- Objective:
Write out the whole listing exactly as it stands.

[Begin]

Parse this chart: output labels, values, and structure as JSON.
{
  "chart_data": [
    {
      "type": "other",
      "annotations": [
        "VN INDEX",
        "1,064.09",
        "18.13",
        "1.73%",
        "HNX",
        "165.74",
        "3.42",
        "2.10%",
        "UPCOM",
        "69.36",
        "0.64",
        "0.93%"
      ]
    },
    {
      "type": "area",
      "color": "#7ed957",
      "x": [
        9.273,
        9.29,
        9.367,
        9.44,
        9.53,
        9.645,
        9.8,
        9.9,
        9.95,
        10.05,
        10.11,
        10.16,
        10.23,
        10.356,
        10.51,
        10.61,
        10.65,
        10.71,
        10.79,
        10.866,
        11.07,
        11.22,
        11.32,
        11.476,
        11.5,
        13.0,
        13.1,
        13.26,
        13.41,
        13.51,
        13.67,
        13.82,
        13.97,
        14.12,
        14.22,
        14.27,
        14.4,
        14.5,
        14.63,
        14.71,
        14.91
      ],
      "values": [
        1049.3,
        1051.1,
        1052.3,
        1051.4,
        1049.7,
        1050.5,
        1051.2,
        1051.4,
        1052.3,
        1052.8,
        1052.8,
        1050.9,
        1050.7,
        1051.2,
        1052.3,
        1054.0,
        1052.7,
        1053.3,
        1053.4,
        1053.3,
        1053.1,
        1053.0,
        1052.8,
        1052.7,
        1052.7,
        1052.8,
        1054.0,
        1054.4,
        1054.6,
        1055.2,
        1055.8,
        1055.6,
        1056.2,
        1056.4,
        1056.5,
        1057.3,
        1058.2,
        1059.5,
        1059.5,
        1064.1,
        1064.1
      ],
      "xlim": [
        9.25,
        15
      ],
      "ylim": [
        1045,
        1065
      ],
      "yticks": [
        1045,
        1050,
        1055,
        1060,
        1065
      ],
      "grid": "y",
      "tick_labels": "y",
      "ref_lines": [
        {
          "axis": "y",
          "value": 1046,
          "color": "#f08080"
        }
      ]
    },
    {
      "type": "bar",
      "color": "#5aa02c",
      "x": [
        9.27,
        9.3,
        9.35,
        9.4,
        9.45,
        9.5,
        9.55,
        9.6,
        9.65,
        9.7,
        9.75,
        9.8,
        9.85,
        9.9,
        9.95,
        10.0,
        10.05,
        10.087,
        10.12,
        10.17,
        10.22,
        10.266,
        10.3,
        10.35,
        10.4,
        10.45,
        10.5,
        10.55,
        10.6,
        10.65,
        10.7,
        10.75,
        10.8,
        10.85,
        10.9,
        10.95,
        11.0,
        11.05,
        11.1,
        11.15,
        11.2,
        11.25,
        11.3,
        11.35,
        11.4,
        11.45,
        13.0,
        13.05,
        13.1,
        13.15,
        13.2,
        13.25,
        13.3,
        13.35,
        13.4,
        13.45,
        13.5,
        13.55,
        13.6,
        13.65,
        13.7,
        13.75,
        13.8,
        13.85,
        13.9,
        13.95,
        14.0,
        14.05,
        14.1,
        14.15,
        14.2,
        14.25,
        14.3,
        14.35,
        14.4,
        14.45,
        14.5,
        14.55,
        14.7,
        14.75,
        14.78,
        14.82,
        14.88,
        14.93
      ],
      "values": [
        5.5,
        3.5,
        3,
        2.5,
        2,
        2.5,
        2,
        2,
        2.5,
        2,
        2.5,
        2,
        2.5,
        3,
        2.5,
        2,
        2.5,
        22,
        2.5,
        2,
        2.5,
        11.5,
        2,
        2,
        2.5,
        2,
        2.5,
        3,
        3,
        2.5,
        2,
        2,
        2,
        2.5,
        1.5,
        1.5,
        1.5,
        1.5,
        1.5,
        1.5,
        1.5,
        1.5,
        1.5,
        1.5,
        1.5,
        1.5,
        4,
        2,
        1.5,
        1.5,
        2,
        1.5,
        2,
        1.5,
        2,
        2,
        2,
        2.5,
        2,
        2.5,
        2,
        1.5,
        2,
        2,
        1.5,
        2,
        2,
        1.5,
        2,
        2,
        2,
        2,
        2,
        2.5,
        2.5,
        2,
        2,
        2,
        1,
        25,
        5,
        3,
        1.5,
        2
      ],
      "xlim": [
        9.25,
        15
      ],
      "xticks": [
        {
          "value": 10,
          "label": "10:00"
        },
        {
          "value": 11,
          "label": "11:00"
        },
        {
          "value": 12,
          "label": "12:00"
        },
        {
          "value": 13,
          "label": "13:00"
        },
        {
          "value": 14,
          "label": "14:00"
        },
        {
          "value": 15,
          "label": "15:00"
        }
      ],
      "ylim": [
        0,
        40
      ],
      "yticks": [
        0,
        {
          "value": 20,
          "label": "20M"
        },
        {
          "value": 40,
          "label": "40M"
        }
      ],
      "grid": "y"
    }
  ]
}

[End]

- Result:
Parse this chart: output labels, values, and structure as JSON.
{
  "chart_data": [
    {
      "type": "other",
      "annotations": [
        "VN INDEX",
        "1,064.09",
        "18.13",
        "1.73%",
        "HNX",
        "165.74",
        "3.42",
        "2.10%",
        "UPCOM",
        "69.36",
        "0.64",
        "0.93%"
      ]
    },
    {
      "type": "area",
      "color": "#7ed957",
      "x": [
        9.273,
        9.29,
        9.367,
        9.44,
        9.53,
        9.645,
        9.8,
        9.9,
        9.95,
        10.05,
        10.11,
        10.16,
        10.23,
        10.356,
        10.51,
        10.61,
        10.65,
        10.71,
        10.79,
        10.866,
        11.07,
        11.22,
        11.32,
        11.476,
        11.5,
        13.0,
        13.1,
        13.26,
        13.41,
        13.51,
        13.67,
        13.82,
        13.97,
        14.12,
        14.22,
        14.27,
        14.4,
        14.5,
        14.63,
        14.71,
        14.91
      ],
      "values": [
        1049.3,
        1051.1,
        1052.3,
        1051.4,
        1049.7,
        1050.5,
        1051.2,
        1051.4,
        1052.3,
        1052.8,
        1052.8,
        1050.9,
        1050.7,
        1051.2,
        1052.3,
        1054.0,
        1052.7,
        1053.3,
        1053.4,
        1053.3,
        1053.1,
        1053.0,
        1052.8,
        1052.7,
        1052.7,
        1052.8,
        1054.0,
        1054.4,
        1054.6,
        1055.2,
        1055.8,
        1055.6,
        1056.2,
        1056.4,
        1056.5,
        1057.3,
        1058.2,
        1059.5,
        1059.5,
        1064.1,
        1064.1
      ],
      "xlim": [
        9.25,
        15
      ],
      "ylim": [
        1045,
        1065
      ],
      "yticks": [
        1045,
        1050,
        1055,
        1060,
        1065
      ],
      "grid": "y",
      "tick_labels": "y",
      "ref_lines": [
        {
          "axis": "y",
          "value": 1046,
          "color": "#f08080"
        }
      ]
    },
    {
      "type": "bar",
      "color": "#5aa02c",
      "x": [
        9.27,
        9.3,
        9.35,
        9.4,
        9.45,
        9.5,
        9.55,
        9.6,
        9.65,
        9.7,
        9.75,
        9.8,
        9.85,
        9.9,
        9.95,
        10.0,
        10.05,
        10.087,
        10.12,
        10.17,
        10.22,
        10.266,
        10.3,
        10.35,
        10.4,
        10.45,
        10.5,
        10.55,
        10.6,
        10.65,
        10.7,
        10.75,
        10.8,
        10.85,
        10.9,
        10.95,
        11.0,
        11.05,
        11.1,
        11.15,
        11.2,
        11.25,
        11.3,
        11.35,
        11.4,
        11.45,
        13.0,
        13.05,
        13.1,
        13.15,
        13.2,
        13.25,
        13.3,
        13.35,
        13.4,
        13.45,
        13.5,
        13.55,
        13.6,
        13.65,
        13.7,
        13.75,
        13.8,
        13.85,
        13.9,
        13.95,
        14.0,
        14.05,
        14.1,
        14.15,
        14.2,
        14.25,
        14.3,
        14.35,
        14.4,
        14.45,
        14.5,
        14.55,
        14.7,
        14.75,
        14.78,
        14.82,
        14.88,
        14.93
      ],
      "values": [
        5.5,
        3.5,
        3,
        2.5,
        2,
        2.5,
        2,
        2,
        2.5,
        2,
        2.5,
        2,
        2.5,
        3,
        2.5,
        2,
        2.5,
        22,
        2.5,
        2,
        2.5,
        11.5,
        2,
        2,
        2.5,
        2,
        2.5,
        3,
        3,
        2.5,
        2,
        2,
        2,
        2.5,
        1.5,
        1.5,
        1.5,
        1.5,
        1.5,
        1.5,
        1.5,
        1.5,
        1.5,
        1.5,
        1.5,
        1.5,
        4,
        2,
        1.5,
        1.5,
        2,
        1.5,
        2,
        1.5,
        2,
        2,
        2,
        2.5,
        2,
        2.5,
        2,
        1.5,
        2,
        2,
        1.5,
        2,
        2,
        1.5,
        2,
        2,
        2,
        2,
        2,
        2.5,
        2.5,
        2,
        2,
        2,
        1,
        25,
        5,
        3,
        1.5,
        2
      ],
      "xlim": [
        9.25,
        15
      ],
      "xticks": [
        {
          "value": 10,
          "label": "10:00"
        },
        {
          "value": 11,
          "label": "11:00"
        },
        {
          "value": 12,
          "label": "12:00"
        },
        {
          "value": 13,
          "label": "13:00"
        },
        {
          "value": 14,
          "label": "14:00"
        },
        {
          "value": 15,
          "label": "15:00"
        }
      ],
      "ylim": [
        0,
        40
      ],
      "yticks": [
        0,
        {
          "value": 20,
          "label": "20M"
        },
        {
          "value": 40,
          "label": "40M"
        }
      ],
      "grid": "y"
    }
  ]
}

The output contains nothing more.